Given exercise
Find the lines that include the string "this" and report how many there are. Give no other text.

Dataset
******************************

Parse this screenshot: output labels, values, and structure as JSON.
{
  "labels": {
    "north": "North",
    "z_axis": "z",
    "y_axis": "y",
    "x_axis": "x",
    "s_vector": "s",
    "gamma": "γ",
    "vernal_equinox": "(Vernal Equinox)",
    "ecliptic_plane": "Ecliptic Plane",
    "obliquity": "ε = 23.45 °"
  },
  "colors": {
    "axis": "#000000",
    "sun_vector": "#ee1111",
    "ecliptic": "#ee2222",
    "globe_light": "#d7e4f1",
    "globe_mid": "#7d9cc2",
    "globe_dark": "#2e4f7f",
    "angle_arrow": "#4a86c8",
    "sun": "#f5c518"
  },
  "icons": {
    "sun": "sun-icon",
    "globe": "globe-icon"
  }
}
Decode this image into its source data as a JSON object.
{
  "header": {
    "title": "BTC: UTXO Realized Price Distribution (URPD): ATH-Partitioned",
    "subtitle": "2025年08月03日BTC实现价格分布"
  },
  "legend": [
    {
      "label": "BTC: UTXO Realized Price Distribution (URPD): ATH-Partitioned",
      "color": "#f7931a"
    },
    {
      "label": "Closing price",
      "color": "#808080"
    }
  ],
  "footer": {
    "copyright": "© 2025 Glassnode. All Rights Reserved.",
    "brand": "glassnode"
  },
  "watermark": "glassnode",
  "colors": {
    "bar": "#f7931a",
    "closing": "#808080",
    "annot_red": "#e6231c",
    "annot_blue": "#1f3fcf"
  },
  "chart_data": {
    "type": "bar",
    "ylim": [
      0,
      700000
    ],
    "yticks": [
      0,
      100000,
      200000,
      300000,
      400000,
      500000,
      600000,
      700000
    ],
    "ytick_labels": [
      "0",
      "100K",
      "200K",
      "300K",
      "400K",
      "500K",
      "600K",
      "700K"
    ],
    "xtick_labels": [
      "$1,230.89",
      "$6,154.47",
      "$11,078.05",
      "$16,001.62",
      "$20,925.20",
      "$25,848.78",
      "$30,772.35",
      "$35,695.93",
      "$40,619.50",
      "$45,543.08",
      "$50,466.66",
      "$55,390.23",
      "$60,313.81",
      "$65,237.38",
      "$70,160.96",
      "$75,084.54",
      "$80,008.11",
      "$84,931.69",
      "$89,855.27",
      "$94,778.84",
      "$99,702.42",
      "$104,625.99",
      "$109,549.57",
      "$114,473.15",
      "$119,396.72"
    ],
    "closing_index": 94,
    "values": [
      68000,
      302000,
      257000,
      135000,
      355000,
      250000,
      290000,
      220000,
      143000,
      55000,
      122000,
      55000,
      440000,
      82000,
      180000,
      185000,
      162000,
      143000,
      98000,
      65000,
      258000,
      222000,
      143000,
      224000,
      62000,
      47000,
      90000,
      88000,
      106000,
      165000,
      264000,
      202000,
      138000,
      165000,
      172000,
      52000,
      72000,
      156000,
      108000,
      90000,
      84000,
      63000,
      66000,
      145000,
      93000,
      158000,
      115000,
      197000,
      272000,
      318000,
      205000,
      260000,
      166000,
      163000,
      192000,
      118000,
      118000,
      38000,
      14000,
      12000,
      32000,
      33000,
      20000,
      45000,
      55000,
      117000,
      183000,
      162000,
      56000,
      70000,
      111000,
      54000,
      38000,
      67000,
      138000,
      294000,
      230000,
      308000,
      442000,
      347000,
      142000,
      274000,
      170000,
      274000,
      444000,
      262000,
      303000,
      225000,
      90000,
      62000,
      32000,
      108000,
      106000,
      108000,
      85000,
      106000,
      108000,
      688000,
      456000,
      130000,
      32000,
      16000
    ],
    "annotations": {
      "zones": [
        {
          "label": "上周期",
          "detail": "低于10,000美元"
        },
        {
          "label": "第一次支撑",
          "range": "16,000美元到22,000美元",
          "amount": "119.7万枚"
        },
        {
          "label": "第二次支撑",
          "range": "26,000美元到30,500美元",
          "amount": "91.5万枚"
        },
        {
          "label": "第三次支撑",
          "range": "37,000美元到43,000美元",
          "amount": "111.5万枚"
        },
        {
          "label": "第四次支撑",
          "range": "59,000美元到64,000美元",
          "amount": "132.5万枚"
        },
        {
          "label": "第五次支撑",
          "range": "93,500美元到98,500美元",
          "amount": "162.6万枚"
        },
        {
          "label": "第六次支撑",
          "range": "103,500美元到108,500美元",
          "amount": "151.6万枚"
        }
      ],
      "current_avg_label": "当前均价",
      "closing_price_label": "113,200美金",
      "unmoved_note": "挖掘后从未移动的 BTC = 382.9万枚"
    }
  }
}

******************************

Answer to the problem
2